**WHAT THE TASK ASKS**.
Give only the count of lines containing "Width".

**DATA IN THIS EXERCISE**.
--------------------------------

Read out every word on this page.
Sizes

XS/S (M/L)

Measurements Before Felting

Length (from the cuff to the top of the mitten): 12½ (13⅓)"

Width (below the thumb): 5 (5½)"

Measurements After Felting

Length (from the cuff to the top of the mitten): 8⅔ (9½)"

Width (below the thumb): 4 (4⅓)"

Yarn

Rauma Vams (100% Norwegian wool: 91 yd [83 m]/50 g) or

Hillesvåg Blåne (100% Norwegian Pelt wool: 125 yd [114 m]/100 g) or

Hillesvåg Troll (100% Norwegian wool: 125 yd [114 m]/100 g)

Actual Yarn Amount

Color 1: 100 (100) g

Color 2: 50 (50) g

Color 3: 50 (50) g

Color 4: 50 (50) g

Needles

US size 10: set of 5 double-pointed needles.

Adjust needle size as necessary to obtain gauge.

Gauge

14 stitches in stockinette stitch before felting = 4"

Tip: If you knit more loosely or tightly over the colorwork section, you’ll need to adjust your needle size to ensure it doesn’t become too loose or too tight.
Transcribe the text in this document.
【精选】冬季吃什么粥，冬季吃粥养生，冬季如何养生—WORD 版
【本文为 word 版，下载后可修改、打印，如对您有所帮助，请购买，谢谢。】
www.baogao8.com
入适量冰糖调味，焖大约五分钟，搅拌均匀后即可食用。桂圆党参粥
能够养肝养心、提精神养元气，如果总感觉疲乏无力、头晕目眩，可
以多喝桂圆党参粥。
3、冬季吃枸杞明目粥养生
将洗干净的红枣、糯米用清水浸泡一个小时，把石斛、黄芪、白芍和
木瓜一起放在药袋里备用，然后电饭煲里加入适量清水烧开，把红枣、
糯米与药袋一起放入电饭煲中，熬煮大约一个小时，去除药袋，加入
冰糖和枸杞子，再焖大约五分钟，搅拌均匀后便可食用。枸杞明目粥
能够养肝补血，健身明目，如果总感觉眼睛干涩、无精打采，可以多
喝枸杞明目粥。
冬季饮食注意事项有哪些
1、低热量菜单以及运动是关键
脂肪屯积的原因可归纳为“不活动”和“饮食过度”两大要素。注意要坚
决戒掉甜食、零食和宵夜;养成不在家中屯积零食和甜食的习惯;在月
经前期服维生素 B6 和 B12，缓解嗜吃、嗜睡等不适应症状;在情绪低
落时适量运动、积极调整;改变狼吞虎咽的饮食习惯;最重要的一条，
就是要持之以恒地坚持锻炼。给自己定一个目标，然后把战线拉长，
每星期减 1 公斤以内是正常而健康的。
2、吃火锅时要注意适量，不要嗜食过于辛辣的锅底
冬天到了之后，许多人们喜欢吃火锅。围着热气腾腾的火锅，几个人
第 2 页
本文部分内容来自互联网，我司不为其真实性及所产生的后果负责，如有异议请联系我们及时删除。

--------------------------------

**THE OUTPUT**.
2